# Given exercise
Please quote the material exactly, every line of it.

# Material supplied

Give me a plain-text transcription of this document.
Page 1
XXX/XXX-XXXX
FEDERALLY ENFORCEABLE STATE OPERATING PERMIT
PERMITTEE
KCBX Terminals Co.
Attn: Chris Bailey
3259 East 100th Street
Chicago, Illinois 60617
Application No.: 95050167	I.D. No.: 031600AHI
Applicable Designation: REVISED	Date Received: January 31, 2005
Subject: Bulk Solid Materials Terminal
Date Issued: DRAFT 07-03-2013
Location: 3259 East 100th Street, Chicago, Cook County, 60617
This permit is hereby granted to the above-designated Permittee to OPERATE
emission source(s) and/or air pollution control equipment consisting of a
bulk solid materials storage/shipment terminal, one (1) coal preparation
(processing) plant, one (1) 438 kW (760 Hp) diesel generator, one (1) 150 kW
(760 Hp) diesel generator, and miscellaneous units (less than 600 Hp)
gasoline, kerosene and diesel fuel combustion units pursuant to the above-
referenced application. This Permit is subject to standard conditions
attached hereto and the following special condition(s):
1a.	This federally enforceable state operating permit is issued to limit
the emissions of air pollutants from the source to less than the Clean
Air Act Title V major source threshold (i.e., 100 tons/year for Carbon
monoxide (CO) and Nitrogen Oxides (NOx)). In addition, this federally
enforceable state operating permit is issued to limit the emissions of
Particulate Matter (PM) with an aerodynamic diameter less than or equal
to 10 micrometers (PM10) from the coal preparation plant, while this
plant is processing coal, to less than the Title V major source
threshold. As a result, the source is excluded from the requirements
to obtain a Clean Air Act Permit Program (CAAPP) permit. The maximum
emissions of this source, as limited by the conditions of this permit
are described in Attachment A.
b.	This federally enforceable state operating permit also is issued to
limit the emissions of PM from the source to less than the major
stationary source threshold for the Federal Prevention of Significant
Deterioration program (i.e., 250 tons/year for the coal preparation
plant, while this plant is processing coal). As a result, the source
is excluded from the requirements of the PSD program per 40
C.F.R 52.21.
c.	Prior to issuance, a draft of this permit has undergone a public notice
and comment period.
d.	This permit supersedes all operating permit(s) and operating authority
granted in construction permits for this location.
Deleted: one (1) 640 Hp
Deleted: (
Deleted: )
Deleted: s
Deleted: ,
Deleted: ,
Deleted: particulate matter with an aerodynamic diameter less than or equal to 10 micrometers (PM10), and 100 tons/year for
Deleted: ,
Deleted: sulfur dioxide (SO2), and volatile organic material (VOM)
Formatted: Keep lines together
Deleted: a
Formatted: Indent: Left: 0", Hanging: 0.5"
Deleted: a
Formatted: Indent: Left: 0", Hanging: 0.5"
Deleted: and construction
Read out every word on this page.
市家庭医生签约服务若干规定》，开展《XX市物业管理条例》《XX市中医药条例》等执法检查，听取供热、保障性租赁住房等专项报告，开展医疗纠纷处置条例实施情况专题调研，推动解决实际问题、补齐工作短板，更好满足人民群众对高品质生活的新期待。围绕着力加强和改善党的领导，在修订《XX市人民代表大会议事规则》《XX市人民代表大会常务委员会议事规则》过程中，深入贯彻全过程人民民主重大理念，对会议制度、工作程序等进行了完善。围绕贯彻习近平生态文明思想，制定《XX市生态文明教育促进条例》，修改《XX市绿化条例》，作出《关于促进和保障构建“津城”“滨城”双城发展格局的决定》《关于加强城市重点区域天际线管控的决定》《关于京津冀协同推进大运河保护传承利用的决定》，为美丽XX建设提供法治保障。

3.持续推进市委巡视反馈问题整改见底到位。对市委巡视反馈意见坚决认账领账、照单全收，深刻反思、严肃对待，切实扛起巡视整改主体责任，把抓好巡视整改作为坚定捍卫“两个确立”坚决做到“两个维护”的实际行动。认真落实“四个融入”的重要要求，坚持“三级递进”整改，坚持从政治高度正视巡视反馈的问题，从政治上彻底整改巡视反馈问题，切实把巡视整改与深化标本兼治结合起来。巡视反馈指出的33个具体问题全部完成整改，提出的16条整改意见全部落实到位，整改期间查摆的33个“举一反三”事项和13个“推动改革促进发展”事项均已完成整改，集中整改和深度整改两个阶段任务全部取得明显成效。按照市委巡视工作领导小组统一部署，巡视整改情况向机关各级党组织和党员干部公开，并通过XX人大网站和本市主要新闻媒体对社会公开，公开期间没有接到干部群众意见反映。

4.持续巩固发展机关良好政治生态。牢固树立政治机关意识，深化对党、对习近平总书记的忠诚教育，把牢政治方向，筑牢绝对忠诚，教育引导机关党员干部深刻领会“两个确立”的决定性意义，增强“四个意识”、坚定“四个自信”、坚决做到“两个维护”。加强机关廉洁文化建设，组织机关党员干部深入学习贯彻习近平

# Completed exercise
Give me a plain-text transcription of this document.
Page 1
XXX/XXX-XXXX
FEDERALLY ENFORCEABLE STATE OPERATING PERMIT
PERMITTEE
KCBX Terminals Co.
Attn: Chris Bailey
3259 East 100th Street
Chicago, Illinois 60617
Application No.: 95050167	I.D. No.: 031600AHI
Applicable Designation: REVISED	Date Received: January 31, 2005
Subject: Bulk Solid Materials Terminal
Date Issued: DRAFT 07-03-2013
Location: 3259 East 100th Street, Chicago, Cook County, 60617
This permit is hereby granted to the above-designated Permittee to OPERATE
emission source(s) and/or air pollution control equipment consisting of a
bulk solid materials storage/shipment terminal, one (1) coal preparation
(processing) plant, one (1) 438 kW (760 Hp) diesel generator, one (1) 150 kW
(760 Hp) diesel generator, and miscellaneous units (less than 600 Hp)
gasoline, kerosene and diesel fuel combustion units pursuant to the above-
referenced application. This Permit is subject to standard conditions
attached hereto and the following special condition(s):
1a.	This federally enforceable state operating permit is issued to limit
the emissions of air pollutants from the source to less than the Clean
Air Act Title V major source threshold (i.e., 100 tons/year for Carbon
monoxide (CO) and Nitrogen Oxides (NOx)). In addition, this federally
enforceable state operating permit is issued to limit the emissions of
Particulate Matter (PM) with an aerodynamic diameter less than or equal
to 10 micrometers (PM10) from the coal preparation plant, while this
plant is processing coal, to less than the Title V major source
threshold. As a result, the source is excluded from the requirements
to obtain a Clean Air Act Permit Program (CAAPP) permit. The maximum
emissions of this source, as limited by the conditions of this permit
are described in Attachment A.
b.	This federally enforceable state operating permit also is issued to
limit the emissions of PM from the source to less than the major
stationary source threshold for the Federal Prevention of Significant
Deterioration program (i.e., 250 tons/year for the coal preparation
plant, while this plant is processing coal). As a result, the source
is excluded from the requirements of the PSD program per 40
C.F.R 52.21.
c.	Prior to issuance, a draft of this permit has undergone a public notice
and comment period.
d.	This permit supersedes all operating permit(s) and operating authority
granted in construction permits for this location.
Deleted: one (1) 640 Hp
Deleted: (
Deleted: )
Deleted: s
Deleted: ,
Deleted: ,
Deleted: particulate matter with an aerodynamic diameter less than or equal to 10 micrometers (PM10), and 100 tons/year for
Deleted: ,
Deleted: sulfur dioxide (SO2), and volatile organic material (VOM)
Formatted: Keep lines together
Deleted: a
Formatted: Indent: Left: 0", Hanging: 0.5"
Deleted: a
Formatted: Indent: Left: 0", Hanging: 0.5"
Deleted: and construction
Read out every word on this page.
市家庭医生签约服务若干规定》，开展《XX市物业管理条例》《XX市中医药条例》等执法检查，听取供热、保障性租赁住房等专项报告，开展医疗纠纷处置条例实施情况专题调研，推动解决实际问题、补齐工作短板，更好满足人民群众对高品质生活的新期待。围绕着力加强和改善党的领导，在修订《XX市人民代表大会议事规则》《XX市人民代表大会常务委员会议事规则》过程中，深入贯彻全过程人民民主重大理念，对会议制度、工作程序等进行了完善。围绕贯彻习近平生态文明思想，制定《XX市生态文明教育促进条例》，修改《XX市绿化条例》，作出《关于促进和保障构建“津城”“滨城”双城发展格局的决定》《关于加强城市重点区域天际线管控的决定》《关于京津冀协同推进大运河保护传承利用的决定》，为美丽XX建设提供法治保障。

3.持续推进市委巡视反馈问题整改见底到位。对市委巡视反馈意见坚决认账领账、照单全收，深刻反思、严肃对待，切实扛起巡视整改主体责任，把抓好巡视整改作为坚定捍卫“两个确立”坚决做到“两个维护”的实际行动。认真落实“四个融入”的重要要求，坚持“三级递进”整改，坚持从政治高度正视巡视反馈的问题，从政治上彻底整改巡视反馈问题，切实把巡视整改与深化标本兼治结合起来。巡视反馈指出的33个具体问题全部完成整改，提出的16条整改意见全部落实到位，整改期间查摆的33个“举一反三”事项和13个“推动改革促进发展”事项均已完成整改，集中整改和深度整改两个阶段任务全部取得明显成效。按照市委巡视工作领导小组统一部署，巡视整改情况向机关各级党组织和党员干部公开，并通过XX人大网站和本市主要新闻媒体对社会公开，公开期间没有接到干部群众意见反映。

4.持续巩固发展机关良好政治生态。牢固树立政治机关意识，深化对党、对习近平总书记的忠诚教育，把牢政治方向，筑牢绝对忠诚，教育引导机关党员干部深刻领会“两个确立”的决定性意义，增强“四个意识”、坚定“四个自信”、坚决做到“两个维护”。加强机关廉洁文化建设，组织机关党员干部深入学习贯彻习近平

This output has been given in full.